**STATED GOAL**
Lines holding the string "Total" are the ones to copy; find them all in the data.

**MATERIAL SHOWN**

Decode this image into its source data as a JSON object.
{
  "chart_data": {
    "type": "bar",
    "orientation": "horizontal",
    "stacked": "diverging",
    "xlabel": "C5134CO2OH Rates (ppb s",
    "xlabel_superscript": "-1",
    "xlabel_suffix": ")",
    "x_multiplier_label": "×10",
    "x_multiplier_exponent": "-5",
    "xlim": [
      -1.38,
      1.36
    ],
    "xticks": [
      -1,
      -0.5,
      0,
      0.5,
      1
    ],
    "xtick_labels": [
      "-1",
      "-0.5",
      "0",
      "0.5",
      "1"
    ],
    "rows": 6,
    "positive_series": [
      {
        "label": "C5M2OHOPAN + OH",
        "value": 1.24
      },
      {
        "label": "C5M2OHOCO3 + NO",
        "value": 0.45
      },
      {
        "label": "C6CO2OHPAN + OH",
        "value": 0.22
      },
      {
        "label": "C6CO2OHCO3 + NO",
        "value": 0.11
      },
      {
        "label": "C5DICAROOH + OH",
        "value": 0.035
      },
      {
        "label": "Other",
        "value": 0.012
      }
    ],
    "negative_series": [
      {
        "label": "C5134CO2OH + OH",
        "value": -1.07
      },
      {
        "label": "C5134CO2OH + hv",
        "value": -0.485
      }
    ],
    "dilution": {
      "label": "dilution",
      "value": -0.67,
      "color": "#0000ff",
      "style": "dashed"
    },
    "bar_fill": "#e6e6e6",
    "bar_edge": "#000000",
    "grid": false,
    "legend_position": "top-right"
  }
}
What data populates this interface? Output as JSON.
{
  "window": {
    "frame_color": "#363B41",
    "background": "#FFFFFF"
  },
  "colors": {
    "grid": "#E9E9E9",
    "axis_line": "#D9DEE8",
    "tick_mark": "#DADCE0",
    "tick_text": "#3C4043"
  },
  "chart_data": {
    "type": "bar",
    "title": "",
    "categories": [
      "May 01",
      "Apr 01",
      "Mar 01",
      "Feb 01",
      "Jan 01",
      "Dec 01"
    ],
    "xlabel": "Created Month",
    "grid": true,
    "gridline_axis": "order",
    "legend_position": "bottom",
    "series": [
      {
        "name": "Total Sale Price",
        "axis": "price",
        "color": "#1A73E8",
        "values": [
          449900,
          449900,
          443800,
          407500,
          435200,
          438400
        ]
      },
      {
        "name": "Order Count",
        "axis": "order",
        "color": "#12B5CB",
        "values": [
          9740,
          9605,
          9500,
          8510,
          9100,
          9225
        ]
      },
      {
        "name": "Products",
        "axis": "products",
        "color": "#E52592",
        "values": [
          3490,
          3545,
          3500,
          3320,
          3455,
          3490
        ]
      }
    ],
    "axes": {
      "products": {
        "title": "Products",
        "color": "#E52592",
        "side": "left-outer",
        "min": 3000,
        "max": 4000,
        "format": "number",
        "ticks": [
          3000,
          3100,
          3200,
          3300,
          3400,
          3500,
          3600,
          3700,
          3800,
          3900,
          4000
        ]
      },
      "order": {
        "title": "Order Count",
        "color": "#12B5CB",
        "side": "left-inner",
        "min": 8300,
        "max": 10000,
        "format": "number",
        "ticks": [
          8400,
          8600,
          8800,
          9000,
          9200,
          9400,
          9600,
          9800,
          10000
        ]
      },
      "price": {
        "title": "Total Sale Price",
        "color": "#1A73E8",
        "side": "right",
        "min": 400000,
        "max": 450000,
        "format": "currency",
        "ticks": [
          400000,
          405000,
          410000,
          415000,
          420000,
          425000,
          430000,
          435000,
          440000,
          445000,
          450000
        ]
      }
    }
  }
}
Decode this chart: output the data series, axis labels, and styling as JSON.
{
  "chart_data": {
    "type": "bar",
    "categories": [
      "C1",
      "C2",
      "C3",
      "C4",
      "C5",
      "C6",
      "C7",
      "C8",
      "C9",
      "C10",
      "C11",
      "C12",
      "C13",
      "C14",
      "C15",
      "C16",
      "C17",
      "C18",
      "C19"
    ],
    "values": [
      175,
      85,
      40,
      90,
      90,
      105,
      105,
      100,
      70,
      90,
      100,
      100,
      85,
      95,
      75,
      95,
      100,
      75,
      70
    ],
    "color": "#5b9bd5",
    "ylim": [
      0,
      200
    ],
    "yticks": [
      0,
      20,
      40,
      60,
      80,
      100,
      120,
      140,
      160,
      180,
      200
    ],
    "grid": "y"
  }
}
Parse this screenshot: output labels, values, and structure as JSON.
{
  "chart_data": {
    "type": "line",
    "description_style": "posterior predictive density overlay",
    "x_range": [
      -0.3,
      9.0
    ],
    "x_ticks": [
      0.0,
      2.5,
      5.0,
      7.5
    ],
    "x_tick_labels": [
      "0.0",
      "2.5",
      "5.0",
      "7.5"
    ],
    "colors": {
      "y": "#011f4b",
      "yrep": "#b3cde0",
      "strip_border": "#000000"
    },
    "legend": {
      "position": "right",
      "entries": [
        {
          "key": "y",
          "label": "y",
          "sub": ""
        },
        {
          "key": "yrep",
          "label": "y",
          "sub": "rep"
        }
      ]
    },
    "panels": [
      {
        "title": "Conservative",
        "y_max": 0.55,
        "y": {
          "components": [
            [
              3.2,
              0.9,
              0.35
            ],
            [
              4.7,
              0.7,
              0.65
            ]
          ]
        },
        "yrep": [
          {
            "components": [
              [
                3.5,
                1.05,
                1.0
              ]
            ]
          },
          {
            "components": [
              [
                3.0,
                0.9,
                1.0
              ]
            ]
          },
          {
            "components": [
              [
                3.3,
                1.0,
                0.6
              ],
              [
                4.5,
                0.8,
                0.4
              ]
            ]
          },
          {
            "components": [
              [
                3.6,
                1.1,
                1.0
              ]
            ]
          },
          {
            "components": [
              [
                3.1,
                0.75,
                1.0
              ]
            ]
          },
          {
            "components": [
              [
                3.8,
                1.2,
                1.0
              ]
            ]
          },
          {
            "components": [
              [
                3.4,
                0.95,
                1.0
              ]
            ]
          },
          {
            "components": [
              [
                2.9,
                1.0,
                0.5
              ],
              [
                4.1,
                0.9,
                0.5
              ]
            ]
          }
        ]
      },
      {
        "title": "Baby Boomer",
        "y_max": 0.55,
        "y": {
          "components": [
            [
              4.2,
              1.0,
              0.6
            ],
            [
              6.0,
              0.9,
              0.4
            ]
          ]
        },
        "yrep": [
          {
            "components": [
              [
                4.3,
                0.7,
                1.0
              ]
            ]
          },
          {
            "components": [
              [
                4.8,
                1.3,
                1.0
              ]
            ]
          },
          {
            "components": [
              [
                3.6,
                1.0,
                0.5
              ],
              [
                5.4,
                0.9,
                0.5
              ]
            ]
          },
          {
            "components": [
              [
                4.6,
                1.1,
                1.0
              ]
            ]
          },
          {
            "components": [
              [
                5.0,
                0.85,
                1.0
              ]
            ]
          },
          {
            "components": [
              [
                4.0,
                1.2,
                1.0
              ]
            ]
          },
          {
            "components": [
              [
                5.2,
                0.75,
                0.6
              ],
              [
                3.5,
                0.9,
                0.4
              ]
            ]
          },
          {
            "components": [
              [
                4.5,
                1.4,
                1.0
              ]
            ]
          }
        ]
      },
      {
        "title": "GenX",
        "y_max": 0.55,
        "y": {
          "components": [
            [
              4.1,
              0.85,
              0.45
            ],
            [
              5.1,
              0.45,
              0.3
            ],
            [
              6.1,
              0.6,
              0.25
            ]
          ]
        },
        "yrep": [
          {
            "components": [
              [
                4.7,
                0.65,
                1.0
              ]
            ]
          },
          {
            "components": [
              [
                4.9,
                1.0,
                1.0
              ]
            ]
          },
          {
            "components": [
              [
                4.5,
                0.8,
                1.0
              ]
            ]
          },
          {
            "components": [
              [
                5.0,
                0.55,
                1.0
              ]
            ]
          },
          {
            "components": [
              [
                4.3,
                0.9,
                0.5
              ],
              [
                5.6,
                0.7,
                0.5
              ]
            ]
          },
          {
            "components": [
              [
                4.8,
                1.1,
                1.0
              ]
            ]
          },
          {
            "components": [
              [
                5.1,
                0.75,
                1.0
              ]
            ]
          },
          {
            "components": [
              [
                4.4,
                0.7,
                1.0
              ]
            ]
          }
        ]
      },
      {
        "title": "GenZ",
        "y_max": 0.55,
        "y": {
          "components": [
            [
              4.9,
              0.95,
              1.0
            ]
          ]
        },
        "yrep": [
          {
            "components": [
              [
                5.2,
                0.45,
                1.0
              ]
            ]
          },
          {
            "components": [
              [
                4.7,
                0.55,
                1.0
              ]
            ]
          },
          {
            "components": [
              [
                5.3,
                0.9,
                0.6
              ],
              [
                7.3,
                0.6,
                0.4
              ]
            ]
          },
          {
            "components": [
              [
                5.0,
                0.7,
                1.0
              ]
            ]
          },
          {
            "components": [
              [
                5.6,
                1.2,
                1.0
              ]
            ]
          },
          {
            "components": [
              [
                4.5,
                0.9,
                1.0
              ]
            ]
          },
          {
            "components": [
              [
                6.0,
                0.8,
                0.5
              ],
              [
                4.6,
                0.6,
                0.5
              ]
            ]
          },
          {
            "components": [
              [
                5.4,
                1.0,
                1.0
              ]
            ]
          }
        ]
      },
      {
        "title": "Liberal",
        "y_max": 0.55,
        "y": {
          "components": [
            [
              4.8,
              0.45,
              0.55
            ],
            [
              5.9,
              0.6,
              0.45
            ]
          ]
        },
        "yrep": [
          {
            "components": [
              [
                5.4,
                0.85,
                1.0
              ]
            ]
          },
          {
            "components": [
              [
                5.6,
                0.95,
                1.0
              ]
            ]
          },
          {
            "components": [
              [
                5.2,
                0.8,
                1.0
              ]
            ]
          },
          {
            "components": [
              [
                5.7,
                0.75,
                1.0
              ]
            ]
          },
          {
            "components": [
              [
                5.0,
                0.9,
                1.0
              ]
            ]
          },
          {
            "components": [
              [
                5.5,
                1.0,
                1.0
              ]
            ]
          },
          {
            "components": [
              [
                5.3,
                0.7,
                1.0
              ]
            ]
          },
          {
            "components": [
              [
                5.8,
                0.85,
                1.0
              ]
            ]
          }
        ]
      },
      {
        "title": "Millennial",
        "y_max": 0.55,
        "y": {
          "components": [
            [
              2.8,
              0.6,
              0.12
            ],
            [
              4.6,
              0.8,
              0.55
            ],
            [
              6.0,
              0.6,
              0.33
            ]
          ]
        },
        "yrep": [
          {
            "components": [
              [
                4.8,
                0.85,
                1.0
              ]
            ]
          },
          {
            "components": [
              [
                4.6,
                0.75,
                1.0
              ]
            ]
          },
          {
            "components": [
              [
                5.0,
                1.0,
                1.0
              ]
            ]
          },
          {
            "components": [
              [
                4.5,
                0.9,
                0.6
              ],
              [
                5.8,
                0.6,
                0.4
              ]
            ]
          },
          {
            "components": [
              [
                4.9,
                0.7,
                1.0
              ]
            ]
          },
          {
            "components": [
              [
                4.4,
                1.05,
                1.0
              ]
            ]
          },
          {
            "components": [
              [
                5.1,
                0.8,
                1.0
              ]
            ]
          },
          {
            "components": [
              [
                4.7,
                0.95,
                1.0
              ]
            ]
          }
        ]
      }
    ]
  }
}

**RIGHT ANSWER**
        "name": "Total Sale Price",
        "title": "Total Sale Price",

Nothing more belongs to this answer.